[begin Data provided]

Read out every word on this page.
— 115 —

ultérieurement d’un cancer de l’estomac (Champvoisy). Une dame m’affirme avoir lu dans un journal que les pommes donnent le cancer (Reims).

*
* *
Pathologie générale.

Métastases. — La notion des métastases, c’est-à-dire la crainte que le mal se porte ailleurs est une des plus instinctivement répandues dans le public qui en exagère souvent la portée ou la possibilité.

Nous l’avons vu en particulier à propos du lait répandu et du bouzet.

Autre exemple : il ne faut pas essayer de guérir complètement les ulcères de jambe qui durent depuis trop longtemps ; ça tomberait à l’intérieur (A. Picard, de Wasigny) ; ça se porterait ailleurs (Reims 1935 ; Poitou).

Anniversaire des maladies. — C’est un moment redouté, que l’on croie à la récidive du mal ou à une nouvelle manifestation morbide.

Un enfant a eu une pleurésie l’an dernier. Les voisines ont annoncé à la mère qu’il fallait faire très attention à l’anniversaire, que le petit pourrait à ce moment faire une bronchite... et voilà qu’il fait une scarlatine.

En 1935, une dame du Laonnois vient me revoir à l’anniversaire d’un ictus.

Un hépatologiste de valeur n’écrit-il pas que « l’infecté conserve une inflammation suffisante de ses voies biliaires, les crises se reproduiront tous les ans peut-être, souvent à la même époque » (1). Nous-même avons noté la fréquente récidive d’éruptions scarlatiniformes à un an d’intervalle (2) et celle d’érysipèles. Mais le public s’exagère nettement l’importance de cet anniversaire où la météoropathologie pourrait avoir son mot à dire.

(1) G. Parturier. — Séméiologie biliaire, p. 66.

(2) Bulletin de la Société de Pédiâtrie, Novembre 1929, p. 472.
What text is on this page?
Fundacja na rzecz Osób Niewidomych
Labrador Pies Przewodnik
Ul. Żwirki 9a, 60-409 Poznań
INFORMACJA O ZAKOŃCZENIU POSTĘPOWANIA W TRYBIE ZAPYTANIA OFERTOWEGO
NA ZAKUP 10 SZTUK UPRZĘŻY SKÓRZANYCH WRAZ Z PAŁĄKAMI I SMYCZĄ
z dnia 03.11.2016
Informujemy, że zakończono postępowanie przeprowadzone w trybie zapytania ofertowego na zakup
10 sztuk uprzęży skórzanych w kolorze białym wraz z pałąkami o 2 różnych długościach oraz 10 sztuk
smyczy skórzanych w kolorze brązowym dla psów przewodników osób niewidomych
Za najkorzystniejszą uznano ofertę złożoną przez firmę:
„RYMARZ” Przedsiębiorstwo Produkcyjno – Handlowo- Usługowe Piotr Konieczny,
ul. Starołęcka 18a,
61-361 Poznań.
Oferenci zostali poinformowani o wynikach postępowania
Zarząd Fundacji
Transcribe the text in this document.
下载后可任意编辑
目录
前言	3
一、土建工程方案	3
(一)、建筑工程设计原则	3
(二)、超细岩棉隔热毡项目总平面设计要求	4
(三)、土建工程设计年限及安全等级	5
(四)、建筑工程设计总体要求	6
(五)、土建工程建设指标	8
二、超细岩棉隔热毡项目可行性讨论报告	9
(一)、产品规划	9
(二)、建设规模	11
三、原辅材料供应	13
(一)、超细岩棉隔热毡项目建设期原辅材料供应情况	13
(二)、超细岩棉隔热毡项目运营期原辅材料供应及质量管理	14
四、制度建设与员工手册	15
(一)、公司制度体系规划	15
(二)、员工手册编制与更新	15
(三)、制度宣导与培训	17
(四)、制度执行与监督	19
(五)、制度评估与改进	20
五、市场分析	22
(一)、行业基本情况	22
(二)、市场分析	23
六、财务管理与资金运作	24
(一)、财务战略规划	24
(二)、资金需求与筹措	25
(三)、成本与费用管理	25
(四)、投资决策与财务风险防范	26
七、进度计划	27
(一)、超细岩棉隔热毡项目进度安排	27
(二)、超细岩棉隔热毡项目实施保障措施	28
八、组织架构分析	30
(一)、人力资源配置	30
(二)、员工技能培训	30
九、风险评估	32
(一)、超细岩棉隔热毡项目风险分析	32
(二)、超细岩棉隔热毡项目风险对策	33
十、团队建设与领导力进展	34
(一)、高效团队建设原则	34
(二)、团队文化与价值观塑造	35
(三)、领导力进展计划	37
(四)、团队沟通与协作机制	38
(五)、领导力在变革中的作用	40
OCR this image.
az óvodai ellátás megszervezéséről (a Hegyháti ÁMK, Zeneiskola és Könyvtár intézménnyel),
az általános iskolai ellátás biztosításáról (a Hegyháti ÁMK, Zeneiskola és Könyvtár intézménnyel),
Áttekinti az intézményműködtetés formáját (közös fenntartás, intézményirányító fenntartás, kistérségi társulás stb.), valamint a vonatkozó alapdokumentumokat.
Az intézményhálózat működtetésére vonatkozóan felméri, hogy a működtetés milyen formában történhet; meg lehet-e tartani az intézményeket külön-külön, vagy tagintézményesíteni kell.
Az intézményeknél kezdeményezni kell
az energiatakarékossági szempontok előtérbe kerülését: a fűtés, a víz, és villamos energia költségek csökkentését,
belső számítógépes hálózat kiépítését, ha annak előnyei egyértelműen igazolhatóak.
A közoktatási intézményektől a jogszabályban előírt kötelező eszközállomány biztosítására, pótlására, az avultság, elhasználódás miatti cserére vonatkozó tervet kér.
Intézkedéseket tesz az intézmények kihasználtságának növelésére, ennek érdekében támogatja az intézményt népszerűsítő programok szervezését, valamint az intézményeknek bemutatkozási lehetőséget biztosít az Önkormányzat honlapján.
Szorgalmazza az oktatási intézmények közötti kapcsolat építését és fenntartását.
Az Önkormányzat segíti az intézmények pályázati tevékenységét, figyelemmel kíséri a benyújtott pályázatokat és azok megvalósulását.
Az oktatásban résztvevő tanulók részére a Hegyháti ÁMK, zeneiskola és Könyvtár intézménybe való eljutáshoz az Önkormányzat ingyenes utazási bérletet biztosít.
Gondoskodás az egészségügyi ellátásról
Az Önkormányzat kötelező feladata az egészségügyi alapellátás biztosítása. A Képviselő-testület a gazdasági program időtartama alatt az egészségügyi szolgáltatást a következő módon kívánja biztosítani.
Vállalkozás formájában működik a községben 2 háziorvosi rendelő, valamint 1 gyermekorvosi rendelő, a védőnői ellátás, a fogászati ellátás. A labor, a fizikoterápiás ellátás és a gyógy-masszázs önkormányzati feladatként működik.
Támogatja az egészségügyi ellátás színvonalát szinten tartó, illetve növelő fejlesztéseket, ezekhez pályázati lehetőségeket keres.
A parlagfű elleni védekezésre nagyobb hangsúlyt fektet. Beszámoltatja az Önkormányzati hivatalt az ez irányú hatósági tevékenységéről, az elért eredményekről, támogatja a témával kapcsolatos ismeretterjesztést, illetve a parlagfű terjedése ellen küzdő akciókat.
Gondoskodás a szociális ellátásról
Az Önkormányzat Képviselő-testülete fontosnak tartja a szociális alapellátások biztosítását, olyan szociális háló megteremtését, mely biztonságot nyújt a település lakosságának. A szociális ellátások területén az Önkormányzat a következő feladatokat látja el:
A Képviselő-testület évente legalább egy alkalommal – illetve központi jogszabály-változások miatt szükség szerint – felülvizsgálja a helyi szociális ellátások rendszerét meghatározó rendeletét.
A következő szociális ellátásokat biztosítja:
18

[end Data provided]

Using the listing above, pull out all lines that hold the word "kolorze".

Task result>
10 sztuk uprzęży skórzanych w kolorze białym wraz z pałąkami o 2 różnych długościach oraz 10 sztuk
smyczy skórzanych w kolorze brązowym dla psów przewodników osób niewidomych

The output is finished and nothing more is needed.